··· 抜粋 ···
三崁店より東を望む1921.jpg 埴谷雄高小6.jpg
 埴谷雄高は、目白中学校時代を「映画と濫読の時代」と回顧している。大正末なので、目白駅前にあった映画館「洛西館」に通いつめたか、あるいは近場の新宿や池袋の繁華街、さらには映画館が多かった学生街の早稲田や、牛込地域にまで足をのばしているのかもしれない。この時期に読んで感銘を受けた本として、埴谷はレールモントフ『現代の英雄』、ドストエフスキー『白痴』、ゴンチャロフ『オプローモフ』などを挙げている。そして、映画や読書とともに絵も描きつづけていた。東京市内まで出て、あちこちを写生してまわっていたのかもしれない。
 埴谷の絵に、中学校の校門を描いた作品がある。当初、わたしはてっきり目白中学校の校門を、目白通りの向かいからスケッチしたものだと思った。でも、よく見ると正門のデザインや校舎の位置が、目白中学とはだいぶ異なっている。門の横に連なるコンクリートらしい高い塀も、目白中学には存在しなかったものだ。そして、門柱には「東京中学校」という大きなプレートが架けられている。この絵は、おそらく東京府立第一中学校の正門を描いたものだろう。日比谷にあった同校は、1900年(明治33)に東京府中学校から東京府第一中学校、さらに翌年には東京府立第一中学校へと改称されている。現在の都立日比谷高校のことだ。
東京中学校1923.jpg 東京府立第一中学校.jpg
 成績優秀だった埴谷雄高は、台湾から帰国した当初、府立一中への編入を希望していたのではないだろうか? ところが、同校では中途編入が認められなかったため、やむなく評判Click!のよかった下落合の私立目白中学校の2年生へと編入した・・・そんな気がするのだ。でも、目白中学へ通いはじめた埴谷には、いまだ府立一中へのあこがれが残っていた。そこで、西日比谷のあたりへ出かけた際、同校の正門前で写生をしてきたのではないだろうか。
 もう1点、目白中学時代の作品が残っている。絵画というよりは、明らかにグラフィックデザインに近い「剣道部」のイメージ画だ。防具をはさんで、真ん中にクロスした竹刀が描かれ、その上に「剣道部」の文字が載せられている。埴谷は目白中学で、相撲クラブのほかに剣道部へも参加していたのだろうか。それとも、絵がうまい埴谷が、剣道部の友人から頼まれて制作したグラフィック作品だろうか? いずれにしても、目白中学の剣道部が入学シーズンに、新入部員を獲得するために掲げた、アイキャッチ用のポスターないしは“看板”のような絵だ。埴谷雄高が、目白中学時代に描いた絵、正確にいえば「下落合を」ではなく、「下落合で」描いた作品群ということになるのだけれど、とてもめずらしいので取り上げてみたしだい。
···
やること:
1: 抜粋について次の問いに答えよ。
(a) 埴谷雄高は目白中学校時代を何の時代と回顧しているか。
(b) 校門の絵で、門柱のプレートに書かれている学校名は何か。
(c) 東京府立第一中学校は、現在の何という学校か。
2: 抜粋の「埴谷の絵に、中学校の校門を描」から「いので取り上げてみたしだい。」まで、すべてをそのまま引用せよ。
··· データ行 ···
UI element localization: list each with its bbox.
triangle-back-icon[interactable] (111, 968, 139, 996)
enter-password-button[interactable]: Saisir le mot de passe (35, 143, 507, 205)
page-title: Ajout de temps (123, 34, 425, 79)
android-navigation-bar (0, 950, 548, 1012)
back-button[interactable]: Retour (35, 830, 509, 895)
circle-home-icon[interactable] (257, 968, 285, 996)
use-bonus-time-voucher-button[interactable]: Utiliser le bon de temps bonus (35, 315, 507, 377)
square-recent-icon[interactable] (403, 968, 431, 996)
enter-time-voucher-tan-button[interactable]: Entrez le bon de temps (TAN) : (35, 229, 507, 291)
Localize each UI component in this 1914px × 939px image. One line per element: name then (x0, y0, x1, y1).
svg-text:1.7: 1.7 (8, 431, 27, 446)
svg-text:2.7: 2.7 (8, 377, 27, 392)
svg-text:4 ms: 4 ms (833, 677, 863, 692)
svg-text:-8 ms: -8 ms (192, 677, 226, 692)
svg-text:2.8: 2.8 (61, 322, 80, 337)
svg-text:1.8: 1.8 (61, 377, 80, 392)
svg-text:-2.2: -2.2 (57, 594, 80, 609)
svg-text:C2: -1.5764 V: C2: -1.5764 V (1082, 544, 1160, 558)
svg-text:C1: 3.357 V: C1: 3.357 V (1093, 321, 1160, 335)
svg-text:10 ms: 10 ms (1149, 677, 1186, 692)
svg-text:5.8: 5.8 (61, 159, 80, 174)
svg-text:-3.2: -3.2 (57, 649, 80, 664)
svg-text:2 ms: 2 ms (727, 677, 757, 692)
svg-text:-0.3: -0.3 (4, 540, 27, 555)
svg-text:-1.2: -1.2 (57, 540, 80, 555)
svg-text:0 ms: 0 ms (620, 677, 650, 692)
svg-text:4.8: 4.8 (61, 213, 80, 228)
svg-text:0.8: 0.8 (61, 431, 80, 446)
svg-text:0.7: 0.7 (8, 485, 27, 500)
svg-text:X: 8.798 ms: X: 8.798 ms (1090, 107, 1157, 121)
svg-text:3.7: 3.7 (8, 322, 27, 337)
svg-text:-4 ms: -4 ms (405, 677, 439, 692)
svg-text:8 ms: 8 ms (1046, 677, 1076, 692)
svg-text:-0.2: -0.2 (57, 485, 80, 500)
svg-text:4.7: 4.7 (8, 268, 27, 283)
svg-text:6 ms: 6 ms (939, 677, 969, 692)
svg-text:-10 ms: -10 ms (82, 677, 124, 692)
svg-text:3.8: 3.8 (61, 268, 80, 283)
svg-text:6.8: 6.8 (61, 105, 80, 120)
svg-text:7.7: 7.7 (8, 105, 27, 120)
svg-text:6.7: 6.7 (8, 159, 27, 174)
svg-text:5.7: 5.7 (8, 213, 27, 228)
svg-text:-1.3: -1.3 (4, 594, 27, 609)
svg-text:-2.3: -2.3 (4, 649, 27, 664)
···
解答:
1:
(a) 「映画と濫読の時代」
(b) 「東京中学校」
(c) 都立日比谷高校

2:
埴谷の絵に、中学校の校門を描いた作品がある。当初、わたしはてっきり目白中学校の校門を、目白通りの向かいからスケッチしたものだと思った。でも、よく見ると正門のデザインや校舎の位置が、目白中学とはだいぶ異なっている。門の横に連なるコンクリートらしい高い塀も、目白中学には存在しなかったものだ。そして、門柱には「東京中学校」という大きなプレートが架けられている。この絵は、おそらく東京府立第一中学校の正門を描いたものだろう。日比谷にあった同校は、1900年(明治33)に東京府中学校から東京府第一中学校、さらに翌年には東京府立第一中学校へと改称されている。現在の都立日比谷高校のことだ。
東京中学校1923.jpg 東京府立第一中学校.jpg
 成績優秀だった埴谷雄高は、台湾から帰国した当初、府立一中への編入を希望していたのではないだろうか? ところが、同校では中途編入が認められなかったため、やむなく評判Click!のよかった下落合の私立目白中学校の2年生へと編入した・・・そんな気がするのだ。でも、目白中学へ通いはじめた埴谷には、いまだ府立一中へのあこがれが残っていた。そこで、西日比谷のあたりへ出かけた際、同校の正門前で写生をしてきたのではないだろうか。
 もう1点、目白中学時代の作品が残っている。絵画というよりは、明らかにグラフィックデザインに近い「剣道部」のイメージ画だ。防具をはさんで、真ん中にクロスした竹刀が描かれ、その上に「剣道部」の文字が載せられている。埴谷は目白中学で、相撲クラブのほかに剣道部へも参加していたのだろうか。それとも、絵がうまい埴谷が、剣道部の友人から頼まれて制作したグラフィック作品だろうか? いずれにしても、目白中学の剣道部が入学シーズンに、新入部員を獲得するために掲げた、アイキャッチ用のポスターないしは“看板”のような絵だ。埴谷雄高が、目白中学時代に描いた絵、正確にいえば「下落合を」ではなく、「下落合で」描いた作品群ということになるのだけれど、とてもめずらしいので取り上げてみたしだい。